Write the material out again exactly.

____________________

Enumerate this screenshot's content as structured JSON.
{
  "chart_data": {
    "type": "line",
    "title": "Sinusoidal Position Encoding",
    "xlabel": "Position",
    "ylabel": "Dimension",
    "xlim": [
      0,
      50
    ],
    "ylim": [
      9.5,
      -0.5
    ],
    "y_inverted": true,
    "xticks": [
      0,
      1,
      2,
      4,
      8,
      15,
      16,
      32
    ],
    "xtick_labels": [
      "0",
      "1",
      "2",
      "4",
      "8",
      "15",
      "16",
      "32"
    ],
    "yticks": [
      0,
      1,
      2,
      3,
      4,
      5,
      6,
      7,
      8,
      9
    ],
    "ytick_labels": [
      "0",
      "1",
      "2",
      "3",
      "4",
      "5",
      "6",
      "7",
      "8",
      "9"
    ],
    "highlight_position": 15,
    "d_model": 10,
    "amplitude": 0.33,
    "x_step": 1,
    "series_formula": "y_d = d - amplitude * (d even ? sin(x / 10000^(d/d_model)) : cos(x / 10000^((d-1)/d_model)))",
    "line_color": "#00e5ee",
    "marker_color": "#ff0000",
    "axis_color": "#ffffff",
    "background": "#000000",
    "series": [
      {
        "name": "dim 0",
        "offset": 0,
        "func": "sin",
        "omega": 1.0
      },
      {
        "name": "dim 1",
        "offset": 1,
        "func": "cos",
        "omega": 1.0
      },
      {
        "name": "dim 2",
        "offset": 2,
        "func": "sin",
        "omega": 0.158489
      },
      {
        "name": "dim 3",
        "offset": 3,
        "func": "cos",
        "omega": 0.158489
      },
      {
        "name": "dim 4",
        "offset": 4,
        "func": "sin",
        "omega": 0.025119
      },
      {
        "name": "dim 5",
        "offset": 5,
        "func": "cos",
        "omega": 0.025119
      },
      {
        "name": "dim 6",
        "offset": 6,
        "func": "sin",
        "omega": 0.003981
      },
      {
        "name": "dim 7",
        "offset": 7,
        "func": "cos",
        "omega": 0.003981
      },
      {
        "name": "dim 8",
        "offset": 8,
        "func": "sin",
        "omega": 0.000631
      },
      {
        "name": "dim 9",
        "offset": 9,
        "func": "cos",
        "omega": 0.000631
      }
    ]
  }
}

____________________

**TASK RESPONSE**
Enumerate this screenshot's content as structured JSON.
{
  "chart_data": {
    "type": "line",
    "title": "Sinusoidal Position Encoding",
    "xlabel": "Position",
    "ylabel": "Dimension",
    "xlim": [
      0,
      50
    ],
    "ylim": [
      9.5,
      -0.5
    ],
    "y_inverted": true,
    "xticks": [
      0,
      1,
      2,
      4,
      8,
      15,
      16,
      32
    ],
    "xtick_labels": [
      "0",
      "1",
      "2",
      "4",
      "8",
      "15",
      "16",
      "32"
    ],
    "yticks": [
      0,
      1,
      2,
      3,
      4,
      5,
      6,
      7,
      8,
      9
    ],
    "ytick_labels": [
      "0",
      "1",
      "2",
      "3",
      "4",
      "5",
      "6",
      "7",
      "8",
      "9"
    ],
    "highlight_position": 15,
    "d_model": 10,
    "amplitude": 0.33,
    "x_step": 1,
    "series_formula": "y_d = d - amplitude * (d even ? sin(x / 10000^(d/d_model)) : cos(x / 10000^((d-1)/d_model)))",
    "line_color": "#00e5ee",
    "marker_color": "#ff0000",
    "axis_color": "#ffffff",
    "background": "#000000",
    "series": [
      {
        "name": "dim 0",
        "offset": 0,
        "func": "sin",
        "omega": 1.0
      },
      {
        "name": "dim 1",
        "offset": 1,
        "func": "cos",
        "omega": 1.0
      },
      {
        "name": "dim 2",
        "offset": 2,
        "func": "sin",
        "omega": 0.158489
      },
      {
        "name": "dim 3",
        "offset": 3,
        "func": "cos",
        "omega": 0.158489
      },
      {
        "name": "dim 4",
        "offset": 4,
        "func": "sin",
        "omega": 0.025119
      },
      {
        "name": "dim 5",
        "offset": 5,
        "func": "cos",
        "omega": 0.025119
      },
      {
        "name": "dim 6",
        "offset": 6,
        "func": "sin",
        "omega": 0.003981
      },
      {
        "name": "dim 7",
        "offset": 7,
        "func": "cos",
        "omega": 0.003981
      },
      {
        "name": "dim 8",
        "offset": 8,
        "func": "sin",
        "omega": 0.000631
      },
      {
        "name": "dim 9",
        "offset": 9,
        "func": "cos",
        "omega": 0.000631
      }
    ]
  }
}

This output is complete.